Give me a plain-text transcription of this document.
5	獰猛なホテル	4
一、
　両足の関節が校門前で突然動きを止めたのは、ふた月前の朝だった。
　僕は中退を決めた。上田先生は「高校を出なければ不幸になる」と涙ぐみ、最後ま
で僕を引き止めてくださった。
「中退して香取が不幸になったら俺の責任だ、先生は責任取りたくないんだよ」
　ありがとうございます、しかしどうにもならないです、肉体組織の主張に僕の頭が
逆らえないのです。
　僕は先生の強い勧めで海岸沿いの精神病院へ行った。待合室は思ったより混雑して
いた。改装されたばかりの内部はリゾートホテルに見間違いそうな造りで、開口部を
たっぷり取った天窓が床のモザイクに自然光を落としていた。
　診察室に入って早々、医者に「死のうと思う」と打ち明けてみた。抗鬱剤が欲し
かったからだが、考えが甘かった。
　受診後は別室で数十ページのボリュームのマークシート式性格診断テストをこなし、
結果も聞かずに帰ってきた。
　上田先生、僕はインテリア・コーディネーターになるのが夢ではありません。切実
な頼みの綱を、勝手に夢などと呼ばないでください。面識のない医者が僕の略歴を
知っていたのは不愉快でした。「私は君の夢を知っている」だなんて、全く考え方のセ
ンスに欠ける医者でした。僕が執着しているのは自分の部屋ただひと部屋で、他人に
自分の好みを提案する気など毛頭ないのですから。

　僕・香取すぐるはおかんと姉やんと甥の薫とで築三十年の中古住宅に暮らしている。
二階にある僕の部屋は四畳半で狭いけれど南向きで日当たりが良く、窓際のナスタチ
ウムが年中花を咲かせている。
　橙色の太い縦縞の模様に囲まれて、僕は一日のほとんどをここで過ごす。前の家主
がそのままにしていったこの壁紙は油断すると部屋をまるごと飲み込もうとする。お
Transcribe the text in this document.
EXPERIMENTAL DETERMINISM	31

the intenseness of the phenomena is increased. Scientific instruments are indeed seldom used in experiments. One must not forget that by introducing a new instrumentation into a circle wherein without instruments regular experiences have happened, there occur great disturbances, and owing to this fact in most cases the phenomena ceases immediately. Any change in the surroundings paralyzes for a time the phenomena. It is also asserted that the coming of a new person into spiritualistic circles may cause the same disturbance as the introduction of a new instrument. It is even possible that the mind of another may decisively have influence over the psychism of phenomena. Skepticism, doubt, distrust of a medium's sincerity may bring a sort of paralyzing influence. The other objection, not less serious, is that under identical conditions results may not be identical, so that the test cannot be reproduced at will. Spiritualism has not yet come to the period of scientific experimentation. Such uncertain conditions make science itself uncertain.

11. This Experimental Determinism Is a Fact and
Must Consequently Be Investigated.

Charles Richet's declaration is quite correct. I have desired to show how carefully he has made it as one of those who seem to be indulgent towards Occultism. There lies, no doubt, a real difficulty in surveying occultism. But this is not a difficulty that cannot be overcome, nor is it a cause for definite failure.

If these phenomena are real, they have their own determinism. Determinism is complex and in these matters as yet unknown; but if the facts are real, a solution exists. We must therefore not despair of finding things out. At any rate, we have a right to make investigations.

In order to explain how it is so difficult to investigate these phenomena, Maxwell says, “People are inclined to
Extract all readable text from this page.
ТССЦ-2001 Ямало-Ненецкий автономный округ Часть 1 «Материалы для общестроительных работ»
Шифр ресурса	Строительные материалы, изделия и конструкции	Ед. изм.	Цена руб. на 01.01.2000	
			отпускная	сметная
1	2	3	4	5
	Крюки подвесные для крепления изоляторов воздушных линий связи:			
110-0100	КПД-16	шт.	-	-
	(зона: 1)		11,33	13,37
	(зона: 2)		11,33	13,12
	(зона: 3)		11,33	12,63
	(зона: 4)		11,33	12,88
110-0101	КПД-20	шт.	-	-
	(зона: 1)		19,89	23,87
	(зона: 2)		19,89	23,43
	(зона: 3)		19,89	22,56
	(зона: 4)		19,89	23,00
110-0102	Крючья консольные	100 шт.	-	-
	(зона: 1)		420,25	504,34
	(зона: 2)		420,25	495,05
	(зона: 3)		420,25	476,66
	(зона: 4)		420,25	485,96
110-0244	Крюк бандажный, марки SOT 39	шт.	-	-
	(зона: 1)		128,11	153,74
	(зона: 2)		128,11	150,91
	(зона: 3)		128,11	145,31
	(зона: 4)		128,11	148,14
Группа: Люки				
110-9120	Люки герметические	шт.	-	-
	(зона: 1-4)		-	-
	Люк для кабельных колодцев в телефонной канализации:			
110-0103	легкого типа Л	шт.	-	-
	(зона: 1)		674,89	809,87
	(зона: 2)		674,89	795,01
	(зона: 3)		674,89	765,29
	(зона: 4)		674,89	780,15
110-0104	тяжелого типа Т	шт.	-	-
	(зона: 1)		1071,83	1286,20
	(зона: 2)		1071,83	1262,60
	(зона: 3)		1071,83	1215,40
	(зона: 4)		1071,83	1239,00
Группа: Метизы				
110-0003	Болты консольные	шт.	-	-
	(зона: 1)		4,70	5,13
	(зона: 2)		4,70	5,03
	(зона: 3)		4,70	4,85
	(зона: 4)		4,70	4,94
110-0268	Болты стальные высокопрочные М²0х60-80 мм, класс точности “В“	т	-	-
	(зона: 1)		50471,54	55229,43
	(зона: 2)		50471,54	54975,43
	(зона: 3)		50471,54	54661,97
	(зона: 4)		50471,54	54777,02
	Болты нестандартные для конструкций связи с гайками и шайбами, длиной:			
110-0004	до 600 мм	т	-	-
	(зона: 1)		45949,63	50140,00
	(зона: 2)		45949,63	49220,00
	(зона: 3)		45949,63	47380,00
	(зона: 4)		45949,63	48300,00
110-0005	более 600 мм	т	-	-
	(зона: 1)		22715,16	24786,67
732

....

In the entries above, find lines with "консольные" and copy each.

• **Written answer**:
110-0102	Крючья консольные	100 шт.	-	-
110-0003	Болты консольные	шт.	-	-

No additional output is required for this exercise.